- **TASK DESCRIPTION**
Copy out, word for word, the whole passage on family trust taxation in Hong Kong that appears below ahead of the listing.

- **SUPPLIED PASSAGE**

Family Trust Taxation in Hong Kong: Income Attribution and Beneficiary Reporting Obligations
The 2025-2026 fiscal year marks a decisive inflection point for family trust structures in Hong Kong, driven by the Inland Revenue (Amendment) (Taxation of Trusts and Other Matters) Ordinance 2025, which took effect on 1 April 2025. This legislative overhaul, the most significant since the introduction of the Trustee Ordinance (Cap. 29) in 1934, codifies the long-standing Inland Revenue Department (IRD) practice of taxing trust income at the beneficiary level, but introduces new, explicit reporting obligations for trustees. Concurrently, the Hong Kong Monetary Authority (HKMA) and the Securities and Futures Commission (SFC) have tightened their scrutiny of complex trust structures used in family offices, particularly those involving discretionary trusts and offshore holding companies. For HNW and UHNW families, the era of assuming that trust income is automatically sheltered from Hong Kong profits tax or salaries tax has ended. Trustees and beneficiaries must now navigate a regime where the source of income, the residency of the settlor, and the nature of beneficiary entitlements are examined with a rigour previously reserved for corporate tax audits. This article provides a technical analysis of the new income attribution rules, the expanded beneficiary reporting obligations, and the practical implications for cross-border trust planning, with a specific focus on the interaction between Hong Kong’s territorial source principle and the global tax reporting frameworks.
The Codified Income Attribution Framework: From Practice to Statute
Prior to 2025, the taxation of trust income in Hong Kong was governed by a patchwork of common law principles, most notably the House of Lords decision in Commissioner of Inland Revenue v. Willoughby [1997] UKHL 29, and the IRD’s own Departmental Interpretation and Practice Notes (DIPN) No. 40. The 2025 Amendment Ordinance (Cap. 112, Part 11A) now provides a statutory hierarchy for determining which person—the trustee, the settlor, or the beneficiary—is liable to tax on trust income.

- **INFORMATION SHOWN**
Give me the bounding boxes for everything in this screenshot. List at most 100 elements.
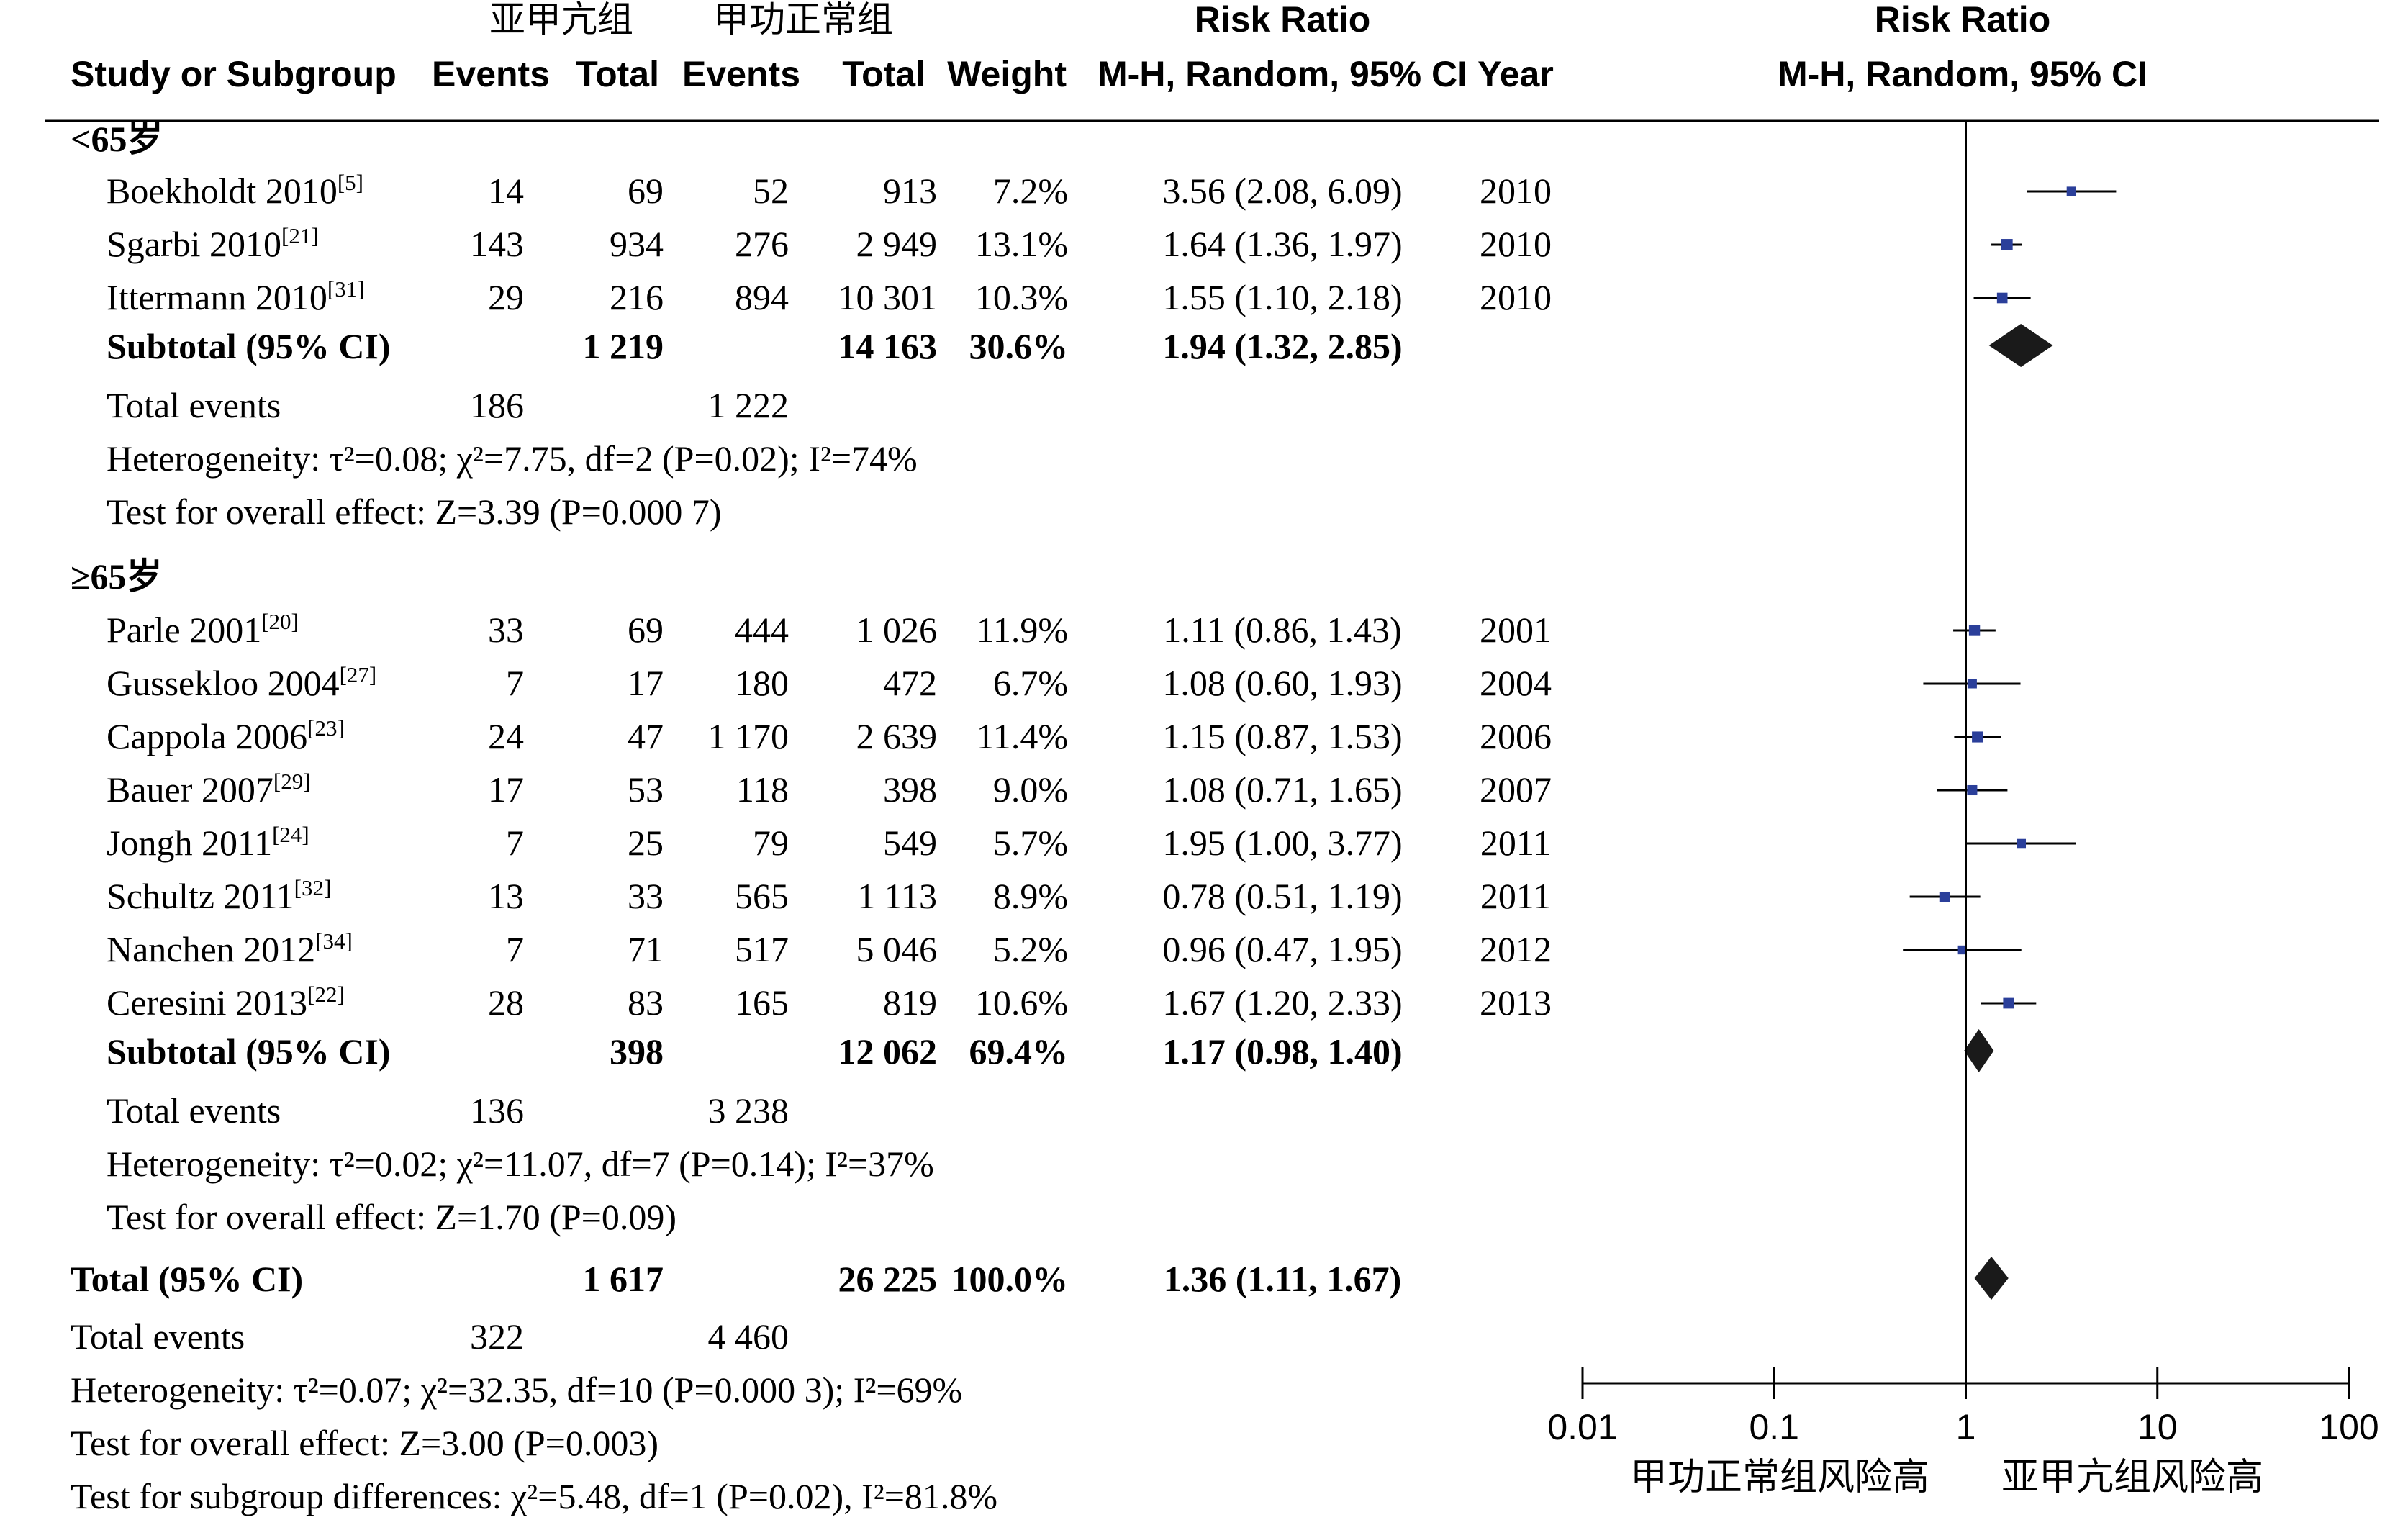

- **EXPECTED ANSWER**
Family Trust Taxation in Hong Kong: Income Attribution and Beneficiary Reporting Obligations
The 2025-2026 fiscal year marks a decisive inflection point for family trust structures in Hong Kong, driven by the Inland Revenue (Amendment) (Taxation of Trusts and Other Matters) Ordinance 2025, which took effect on 1 April 2025. This legislative overhaul, the most significant since the introduction of the Trustee Ordinance (Cap. 29) in 1934, codifies the long-standing Inland Revenue Department (IRD) practice of taxing trust income at the beneficiary level, but introduces new, explicit reporting obligations for trustees. Concurrently, the Hong Kong Monetary Authority (HKMA) and the Securities and Futures Commission (SFC) have tightened their scrutiny of complex trust structures used in family offices, particularly those involving discretionary trusts and offshore holding companies. For HNW and UHNW families, the era of assuming that trust income is automatically sheltered from Hong Kong profits tax or salaries tax has ended. Trustees and beneficiaries must now navigate a regime where the source of income, the residency of the settlor, and the nature of beneficiary entitlements are examined with a rigour previously reserved for corporate tax audits. This article provides a technical analysis of the new income attribution rules, the expanded beneficiary reporting obligations, and the practical implications for cross-border trust planning, with a specific focus on the interaction between Hong Kong’s territorial source principle and the global tax reporting frameworks.
The Codified Income Attribution Framework: From Practice to Statute
Prior to 2025, the taxation of trust income in Hong Kong was governed by a patchwork of common law principles, most notably the House of Lords decision in Commissioner of Inland Revenue v. Willoughby [1997] UKHL 29, and the IRD’s own Departmental Interpretation and Practice Notes (DIPN) No. 40. The 2025 Amendment Ordinance (Cap. 112, Part 11A) now provides a statutory hierarchy for determining which person—the trustee, the settlor, or the beneficiary—is liable to tax on trust income.